Goal: A faithful transcription of all the data is required.

Data provided:
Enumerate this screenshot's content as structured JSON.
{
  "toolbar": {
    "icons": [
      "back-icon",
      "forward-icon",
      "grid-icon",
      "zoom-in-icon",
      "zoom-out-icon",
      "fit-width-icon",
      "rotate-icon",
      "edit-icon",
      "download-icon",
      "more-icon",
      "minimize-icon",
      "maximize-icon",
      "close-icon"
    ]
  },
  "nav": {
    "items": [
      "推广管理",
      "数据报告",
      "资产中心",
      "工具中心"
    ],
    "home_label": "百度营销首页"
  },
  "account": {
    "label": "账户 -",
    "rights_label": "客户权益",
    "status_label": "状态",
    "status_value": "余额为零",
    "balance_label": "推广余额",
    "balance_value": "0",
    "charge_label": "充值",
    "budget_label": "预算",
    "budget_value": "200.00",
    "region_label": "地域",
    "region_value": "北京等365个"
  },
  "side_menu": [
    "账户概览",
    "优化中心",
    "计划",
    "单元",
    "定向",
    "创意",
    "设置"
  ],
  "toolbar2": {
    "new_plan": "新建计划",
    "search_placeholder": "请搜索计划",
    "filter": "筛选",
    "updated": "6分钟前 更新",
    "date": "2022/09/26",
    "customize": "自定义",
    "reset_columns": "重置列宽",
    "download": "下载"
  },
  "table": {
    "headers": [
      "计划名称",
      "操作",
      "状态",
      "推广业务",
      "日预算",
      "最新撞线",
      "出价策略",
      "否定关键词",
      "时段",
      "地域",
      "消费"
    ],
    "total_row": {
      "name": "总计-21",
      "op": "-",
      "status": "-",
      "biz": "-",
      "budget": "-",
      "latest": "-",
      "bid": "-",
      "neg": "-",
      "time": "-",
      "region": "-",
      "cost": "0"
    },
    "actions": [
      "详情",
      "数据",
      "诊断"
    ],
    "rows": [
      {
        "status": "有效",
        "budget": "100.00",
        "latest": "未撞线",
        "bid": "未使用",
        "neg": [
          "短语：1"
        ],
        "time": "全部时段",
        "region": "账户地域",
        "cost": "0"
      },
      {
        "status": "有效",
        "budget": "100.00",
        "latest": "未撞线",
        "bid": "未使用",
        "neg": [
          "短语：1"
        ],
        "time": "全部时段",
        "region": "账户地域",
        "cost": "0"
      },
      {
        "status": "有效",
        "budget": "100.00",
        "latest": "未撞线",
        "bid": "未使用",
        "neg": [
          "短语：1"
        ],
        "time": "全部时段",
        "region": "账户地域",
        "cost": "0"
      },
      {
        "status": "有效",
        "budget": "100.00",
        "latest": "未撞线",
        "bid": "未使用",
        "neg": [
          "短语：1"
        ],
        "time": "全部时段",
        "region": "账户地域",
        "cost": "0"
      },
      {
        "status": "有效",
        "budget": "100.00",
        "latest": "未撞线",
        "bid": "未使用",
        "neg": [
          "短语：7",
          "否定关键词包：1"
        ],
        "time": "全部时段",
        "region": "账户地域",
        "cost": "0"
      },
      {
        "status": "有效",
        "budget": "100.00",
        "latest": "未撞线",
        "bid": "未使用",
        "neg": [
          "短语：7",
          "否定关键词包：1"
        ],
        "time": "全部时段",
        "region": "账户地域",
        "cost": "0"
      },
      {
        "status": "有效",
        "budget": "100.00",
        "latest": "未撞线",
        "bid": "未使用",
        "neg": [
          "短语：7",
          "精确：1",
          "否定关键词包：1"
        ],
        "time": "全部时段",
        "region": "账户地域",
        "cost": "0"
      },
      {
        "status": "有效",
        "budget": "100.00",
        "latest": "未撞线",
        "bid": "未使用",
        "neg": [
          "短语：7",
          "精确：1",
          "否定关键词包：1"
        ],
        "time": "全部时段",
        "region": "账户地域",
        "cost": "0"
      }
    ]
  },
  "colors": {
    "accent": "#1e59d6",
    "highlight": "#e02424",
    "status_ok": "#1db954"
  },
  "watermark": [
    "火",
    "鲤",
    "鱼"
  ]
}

Output of the exercise:
Enumerate this screenshot's content as structured JSON.
{
  "toolbar": {
    "icons": [
      "back-icon",
      "forward-icon",
      "grid-icon",
      "zoom-in-icon",
      "zoom-out-icon",
      "fit-width-icon",
      "rotate-icon",
      "edit-icon",
      "download-icon",
      "more-icon",
      "minimize-icon",
      "maximize-icon",
      "close-icon"
    ]
  },
  "nav": {
    "items": [
      "推广管理",
      "数据报告",
      "资产中心",
      "工具中心"
    ],
    "home_label": "百度营销首页"
  },
  "account": {
    "label": "账户 -",
    "rights_label": "客户权益",
    "status_label": "状态",
    "status_value": "余额为零",
    "balance_label": "推广余额",
    "balance_value": "0",
    "charge_label": "充值",
    "budget_label": "预算",
    "budget_value": "200.00",
    "region_label": "地域",
    "region_value": "北京等365个"
  },
  "side_menu": [
    "账户概览",
    "优化中心",
    "计划",
    "单元",
    "定向",
    "创意",
    "设置"
  ],
  "toolbar2": {
    "new_plan": "新建计划",
    "search_placeholder": "请搜索计划",
    "filter": "筛选",
    "updated": "6分钟前 更新",
    "date": "2022/09/26",
    "customize": "自定义",
    "reset_columns": "重置列宽",
    "download": "下载"
  },
  "table": {
    "headers": [
      "计划名称",
      "操作",
      "状态",
      "推广业务",
      "日预算",
      "最新撞线",
      "出价策略",
      "否定关键词",
      "时段",
      "地域",
      "消费"
    ],
    "total_row": {
      "name": "总计-21",
      "op": "-",
      "status": "-",
      "biz": "-",
      "budget": "-",
      "latest": "-",
      "bid": "-",
      "neg": "-",
      "time": "-",
      "region": "-",
      "cost": "0"
    },
    "actions": [
      "详情",
      "数据",
      "诊断"
    ],
    "rows": [
      {
        "status": "有效",
        "budget": "100.00",
        "latest": "未撞线",
        "bid": "未使用",
        "neg": [
          "短语：1"
        ],
        "time": "全部时段",
        "region": "账户地域",
        "cost": "0"
      },
      {
        "status": "有效",
        "budget": "100.00",
        "latest": "未撞线",
        "bid": "未使用",
        "neg": [
          "短语：1"
        ],
        "time": "全部时段",
        "region": "账户地域",
        "cost": "0"
      },
      {
        "status": "有效",
        "budget": "100.00",
        "latest": "未撞线",
        "bid": "未使用",
        "neg": [
          "短语：1"
        ],
        "time": "全部时段",
        "region": "账户地域",
        "cost": "0"
      },
      {
        "status": "有效",
        "budget": "100.00",
        "latest": "未撞线",
        "bid": "未使用",
        "neg": [
          "短语：1"
        ],
        "time": "全部时段",
        "region": "账户地域",
        "cost": "0"
      },
      {
        "status": "有效",
        "budget": "100.00",
        "latest": "未撞线",
        "bid": "未使用",
        "neg": [
          "短语：7",
          "否定关键词包：1"
        ],
        "time": "全部时段",
        "region": "账户地域",
        "cost": "0"
      },
      {
        "status": "有效",
        "budget": "100.00",
        "latest": "未撞线",
        "bid": "未使用",
        "neg": [
          "短语：7",
          "否定关键词包：1"
        ],
        "time": "全部时段",
        "region": "账户地域",
        "cost": "0"
      },
      {
        "status": "有效",
        "budget": "100.00",
        "latest": "未撞线",
        "bid": "未使用",
        "neg": [
          "短语：7",
          "精确：1",
          "否定关键词包：1"
        ],
        "time": "全部时段",
        "region": "账户地域",
        "cost": "0"
      },
      {
        "status": "有效",
        "budget": "100.00",
        "latest": "未撞线",
        "bid": "未使用",
        "neg": [
          "短语：7",
          "精确：1",
          "否定关键词包：1"
        ],
        "time": "全部时段",
        "region": "账户地域",
        "cost": "0"
      }
    ]
  },
  "colors": {
    "accent": "#1e59d6",
    "highlight": "#e02424",
    "status_ok": "#1db954"
  },
  "watermark": [
    "火",
    "鲤",
    "鱼"
  ]
}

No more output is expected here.